> Entries from a visual dataset:
▬▬▬▬▬▬
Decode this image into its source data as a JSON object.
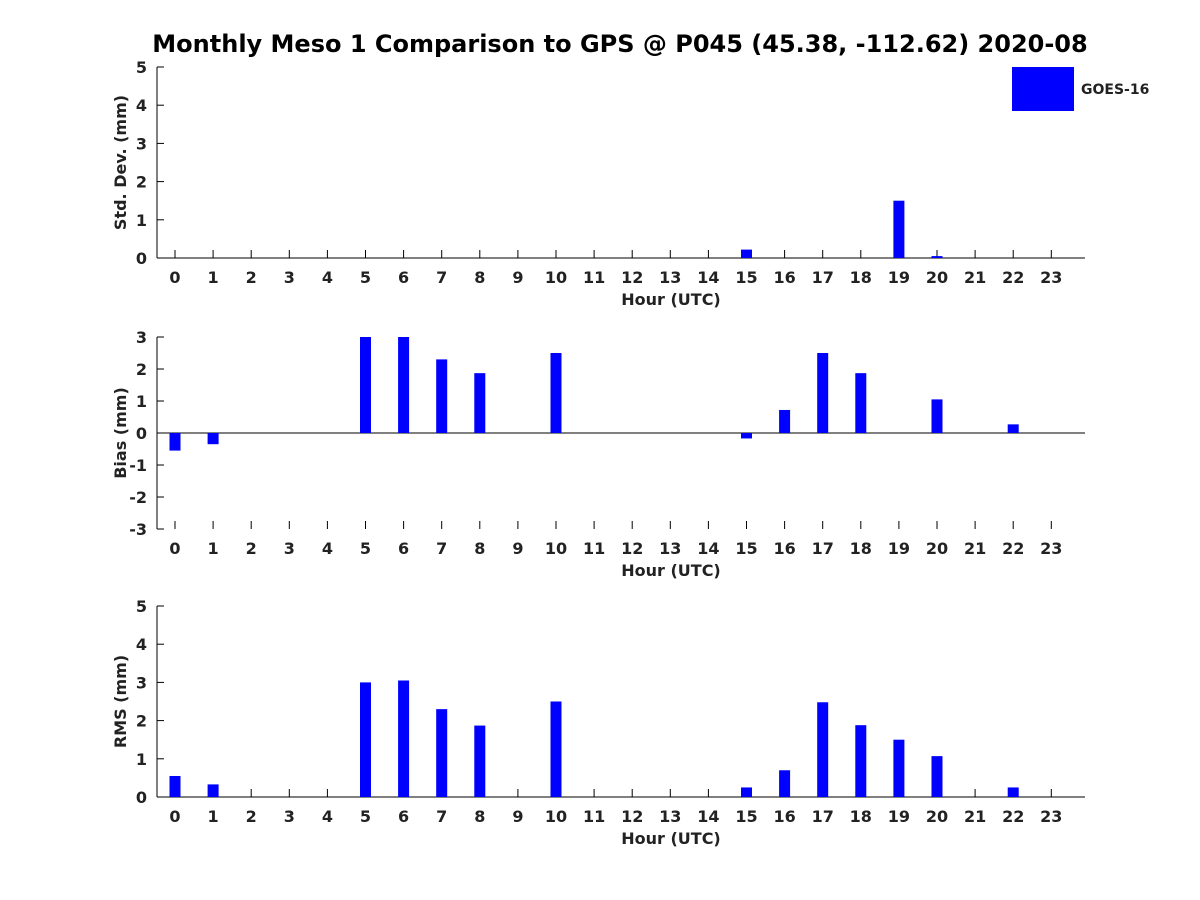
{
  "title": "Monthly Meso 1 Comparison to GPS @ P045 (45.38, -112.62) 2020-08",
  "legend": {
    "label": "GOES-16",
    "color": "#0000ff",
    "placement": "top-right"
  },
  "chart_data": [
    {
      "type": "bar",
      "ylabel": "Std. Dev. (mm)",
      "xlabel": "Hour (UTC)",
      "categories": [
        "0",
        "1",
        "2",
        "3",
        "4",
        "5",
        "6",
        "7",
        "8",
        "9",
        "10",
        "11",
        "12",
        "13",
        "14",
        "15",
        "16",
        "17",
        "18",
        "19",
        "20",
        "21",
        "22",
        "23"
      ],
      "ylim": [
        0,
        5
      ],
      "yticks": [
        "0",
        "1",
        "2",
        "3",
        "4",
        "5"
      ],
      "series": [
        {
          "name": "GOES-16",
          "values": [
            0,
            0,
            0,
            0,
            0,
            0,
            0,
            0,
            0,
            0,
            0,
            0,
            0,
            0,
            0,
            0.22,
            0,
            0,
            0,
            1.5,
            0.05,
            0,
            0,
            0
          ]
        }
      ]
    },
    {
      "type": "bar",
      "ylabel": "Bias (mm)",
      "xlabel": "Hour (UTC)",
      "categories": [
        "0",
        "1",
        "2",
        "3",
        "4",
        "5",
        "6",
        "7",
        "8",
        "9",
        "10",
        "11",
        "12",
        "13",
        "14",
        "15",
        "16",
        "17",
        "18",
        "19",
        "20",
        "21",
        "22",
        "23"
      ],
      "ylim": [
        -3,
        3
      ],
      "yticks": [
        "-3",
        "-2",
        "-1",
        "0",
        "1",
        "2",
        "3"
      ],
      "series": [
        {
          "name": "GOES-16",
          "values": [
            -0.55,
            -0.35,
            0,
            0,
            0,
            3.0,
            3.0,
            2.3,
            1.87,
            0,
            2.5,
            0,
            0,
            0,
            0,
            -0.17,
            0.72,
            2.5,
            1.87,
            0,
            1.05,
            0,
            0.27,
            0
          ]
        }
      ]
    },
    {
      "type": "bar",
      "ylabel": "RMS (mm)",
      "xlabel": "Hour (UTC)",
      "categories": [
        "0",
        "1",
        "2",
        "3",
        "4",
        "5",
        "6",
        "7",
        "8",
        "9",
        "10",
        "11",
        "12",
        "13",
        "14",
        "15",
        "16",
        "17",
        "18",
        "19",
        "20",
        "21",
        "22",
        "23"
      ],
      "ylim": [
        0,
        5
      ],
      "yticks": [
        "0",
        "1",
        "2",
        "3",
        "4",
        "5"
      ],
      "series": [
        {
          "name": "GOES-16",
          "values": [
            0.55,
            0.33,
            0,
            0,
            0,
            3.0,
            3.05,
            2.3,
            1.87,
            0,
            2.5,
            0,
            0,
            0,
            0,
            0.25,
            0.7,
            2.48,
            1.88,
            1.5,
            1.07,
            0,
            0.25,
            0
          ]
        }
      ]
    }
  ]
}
▬▬▬▬▬▬
> Given instruction:
Write out every entry again word for word, without any of the pictures.

> Final answer:
Decode this image into its source data as a JSON object.
{
  "title": "Monthly Meso 1 Comparison to GPS @ P045 (45.38, -112.62) 2020-08",
  "legend": {
    "label": "GOES-16",
    "color": "#0000ff",
    "placement": "top-right"
  },
  "chart_data": [
    {
      "type": "bar",
      "ylabel": "Std. Dev. (mm)",
      "xlabel": "Hour (UTC)",
      "categories": [
        "0",
        "1",
        "2",
        "3",
        "4",
        "5",
        "6",
        "7",
        "8",
        "9",
        "10",
        "11",
        "12",
        "13",
        "14",
        "15",
        "16",
        "17",
        "18",
        "19",
        "20",
        "21",
        "22",
        "23"
      ],
      "ylim": [
        0,
        5
      ],
      "yticks": [
        "0",
        "1",
        "2",
        "3",
        "4",
        "5"
      ],
      "series": [
        {
          "name": "GOES-16",
          "values": [
            0,
            0,
            0,
            0,
            0,
            0,
            0,
            0,
            0,
            0,
            0,
            0,
            0,
            0,
            0,
            0.22,
            0,
            0,
            0,
            1.5,
            0.05,
            0,
            0,
            0
          ]
        }
      ]
    },
    {
      "type": "bar",
      "ylabel": "Bias (mm)",
      "xlabel": "Hour (UTC)",
      "categories": [
        "0",
        "1",
        "2",
        "3",
        "4",
        "5",
        "6",
        "7",
        "8",
        "9",
        "10",
        "11",
        "12",
        "13",
        "14",
        "15",
        "16",
        "17",
        "18",
        "19",
        "20",
        "21",
        "22",
        "23"
      ],
      "ylim": [
        -3,
        3
      ],
      "yticks": [
        "-3",
        "-2",
        "-1",
        "0",
        "1",
        "2",
        "3"
      ],
      "series": [
        {
          "name": "GOES-16",
          "values": [
            -0.55,
            -0.35,
            0,
            0,
            0,
            3.0,
            3.0,
            2.3,
            1.87,
            0,
            2.5,
            0,
            0,
            0,
            0,
            -0.17,
            0.72,
            2.5,
            1.87,
            0,
            1.05,
            0,
            0.27,
            0
          ]
        }
      ]
    },
    {
      "type": "bar",
      "ylabel": "RMS (mm)",
      "xlabel": "Hour (UTC)",
      "categories": [
        "0",
        "1",
        "2",
        "3",
        "4",
        "5",
        "6",
        "7",
        "8",
        "9",
        "10",
        "11",
        "12",
        "13",
        "14",
        "15",
        "16",
        "17",
        "18",
        "19",
        "20",
        "21",
        "22",
        "23"
      ],
      "ylim": [
        0,
        5
      ],
      "yticks": [
        "0",
        "1",
        "2",
        "3",
        "4",
        "5"
      ],
      "series": [
        {
          "name": "GOES-16",
          "values": [
            0.55,
            0.33,
            0,
            0,
            0,
            3.0,
            3.05,
            2.3,
            1.87,
            0,
            2.5,
            0,
            0,
            0,
            0,
            0.25,
            0.7,
            2.48,
            1.88,
            1.5,
            1.07,
            0,
            0.25,
            0
          ]
        }
      ]
    }
  ]
}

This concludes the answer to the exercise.